**PROBLEM REQUIREMENTS**
Report every line in the listing that contains the string "axis".

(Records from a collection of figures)
┌──

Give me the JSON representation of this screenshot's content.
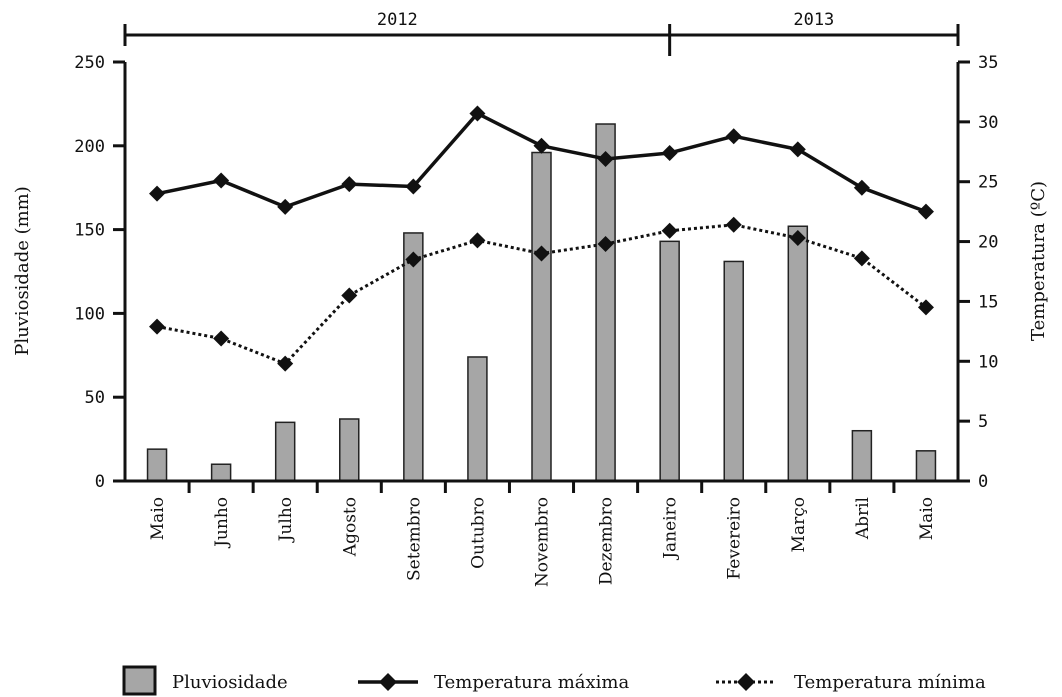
{
  "chart_data": {
    "type": "bar+line",
    "years": [
      {
        "label": "2012",
        "from": 0,
        "to": 8
      },
      {
        "label": "2013",
        "from": 8,
        "to": 12
      }
    ],
    "categories": [
      "Maio",
      "Junho",
      "Julho",
      "Agosto",
      "Setembro",
      "Outubro",
      "Novembro",
      "Dezembro",
      "Janeiro",
      "Fevereiro",
      "Março",
      "Abril",
      "Maio"
    ],
    "series": [
      {
        "name": "Pluviosidade",
        "kind": "bar",
        "axis": "left",
        "color": "#a6a6a6",
        "values": [
          19,
          10,
          35,
          37,
          148,
          74,
          196,
          213,
          143,
          131,
          152,
          30,
          18
        ]
      },
      {
        "name": "Temperatura máxima",
        "kind": "line",
        "axis": "right",
        "style": "solid",
        "color": "#111111",
        "values": [
          24.0,
          25.1,
          22.9,
          24.8,
          24.6,
          30.7,
          28.0,
          26.9,
          27.4,
          28.8,
          27.7,
          24.5,
          22.5
        ]
      },
      {
        "name": "Temperatura mínima",
        "kind": "line",
        "axis": "right",
        "style": "dotted",
        "color": "#111111",
        "values": [
          12.9,
          11.9,
          9.8,
          15.5,
          18.5,
          20.1,
          19.0,
          19.8,
          20.9,
          21.4,
          20.3,
          18.6,
          14.5
        ]
      }
    ],
    "y_left": {
      "label": "Pluviosidade (mm)",
      "min": 0,
      "max": 250,
      "ticks": [
        0,
        50,
        100,
        150,
        200,
        250
      ]
    },
    "y_right": {
      "label": "Temperatura (ºC)",
      "min": 0,
      "max": 35,
      "ticks": [
        0,
        5,
        10,
        15,
        20,
        25,
        30,
        35
      ]
    },
    "legend_position": "bottom",
    "grid": false
  }
}
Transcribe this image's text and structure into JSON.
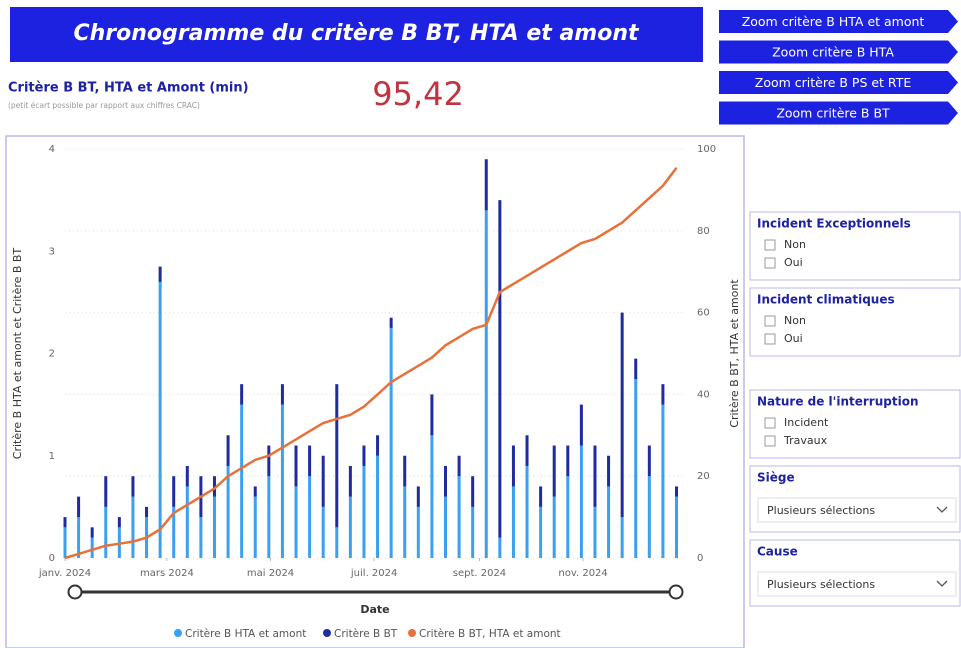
{
  "header": {
    "title": "Chronogramme du critère B BT, HTA et amont"
  },
  "buttons": [
    "Zoom critère B HTA et amont",
    "Zoom critère B HTA",
    "Zoom critère B PS et RTE",
    "Zoom critère B BT"
  ],
  "kpi": {
    "label": "Critère B BT, HTA et Amont (min)",
    "note": "(petit écart possible par rapport aux chiffres CRAC)",
    "value": "95,42"
  },
  "slicers": [
    {
      "title": "Incident Exceptionnels",
      "options": [
        "Non",
        "Oui"
      ]
    },
    {
      "title": "Incident climatiques",
      "options": [
        "Non",
        "Oui"
      ]
    },
    {
      "title": "Nature de l'interruption",
      "options": [
        "Incident",
        "Travaux"
      ]
    },
    {
      "title": "Siège",
      "value": "Plusieurs sélections"
    },
    {
      "title": "Cause",
      "value": "Plusieurs sélections"
    }
  ],
  "chart_data": {
    "type": "bar",
    "xlabel": "Date",
    "ylabel": "Critère B HTA et amont et Critère B BT",
    "y2label": "Critère B BT, HTA et amont",
    "x": [
      1,
      9,
      17,
      25,
      33,
      41,
      49,
      57,
      65,
      73,
      81,
      89,
      97,
      105,
      113,
      121,
      129,
      137,
      145,
      153,
      161,
      169,
      177,
      185,
      193,
      201,
      209,
      217,
      225,
      233,
      241,
      249,
      257,
      265,
      273,
      281,
      289,
      297,
      305,
      313,
      321,
      329,
      337,
      345,
      353,
      361
    ],
    "xlim": [
      1,
      366
    ],
    "xticks": [
      {
        "value": 1,
        "label": "janv. 2024"
      },
      {
        "value": 61,
        "label": "mars 2024"
      },
      {
        "value": 122,
        "label": "mai 2024"
      },
      {
        "value": 183,
        "label": "juil. 2024"
      },
      {
        "value": 245,
        "label": "sept. 2024"
      },
      {
        "value": 306,
        "label": "nov. 2024"
      }
    ],
    "ylim": [
      0,
      4
    ],
    "yticks": [
      0,
      1,
      2,
      3,
      4
    ],
    "y2lim": [
      0,
      100
    ],
    "y2ticks": [
      0,
      20,
      40,
      60,
      80,
      100
    ],
    "grid": true,
    "series": [
      {
        "name": "Critère B HTA et amont",
        "color": "#3aa0f0",
        "values": [
          0.3,
          0.4,
          0.2,
          0.5,
          0.3,
          0.6,
          0.4,
          2.7,
          0.5,
          0.7,
          0.4,
          0.6,
          0.9,
          1.5,
          0.6,
          0.8,
          1.5,
          0.7,
          0.8,
          0.5,
          0.3,
          0.6,
          0.9,
          1.0,
          2.25,
          0.7,
          0.5,
          1.2,
          0.6,
          0.8,
          0.5,
          3.4,
          0.2,
          0.7,
          0.9,
          0.5,
          0.6,
          0.8,
          1.1,
          0.5,
          0.7,
          0.4,
          1.75,
          0.8,
          1.5,
          0.6
        ]
      },
      {
        "name": "Critère B BT",
        "color": "#1f2b9e",
        "values": [
          0.1,
          0.2,
          0.1,
          0.3,
          0.1,
          0.2,
          0.1,
          0.15,
          0.3,
          0.2,
          0.4,
          0.2,
          0.3,
          0.2,
          0.1,
          0.3,
          0.2,
          0.4,
          0.3,
          0.5,
          1.4,
          0.3,
          0.2,
          0.2,
          0.1,
          0.3,
          0.2,
          0.4,
          0.3,
          0.2,
          0.3,
          0.5,
          3.3,
          0.4,
          0.3,
          0.2,
          0.5,
          0.3,
          0.4,
          0.6,
          0.3,
          2.0,
          0.2,
          0.3,
          0.2,
          0.1
        ]
      },
      {
        "name": "Critère B BT, HTA et amont",
        "color": "#e8713a",
        "axis": "y2",
        "type": "line",
        "values": [
          0,
          1,
          2,
          3,
          3.5,
          4,
          5,
          7,
          11,
          13,
          15,
          17,
          20,
          22,
          24,
          25,
          27,
          29,
          31,
          33,
          34,
          35,
          37,
          40,
          43,
          45,
          47,
          49,
          52,
          54,
          56,
          57,
          65,
          67,
          69,
          71,
          73,
          75,
          77,
          78,
          80,
          82,
          85,
          88,
          91,
          95.4
        ]
      }
    ]
  }
}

└──

**COMPLETE ANSWER**
        "axis": "left",
        "axis": "right",
        "axis": "right",
        "axis": "y2",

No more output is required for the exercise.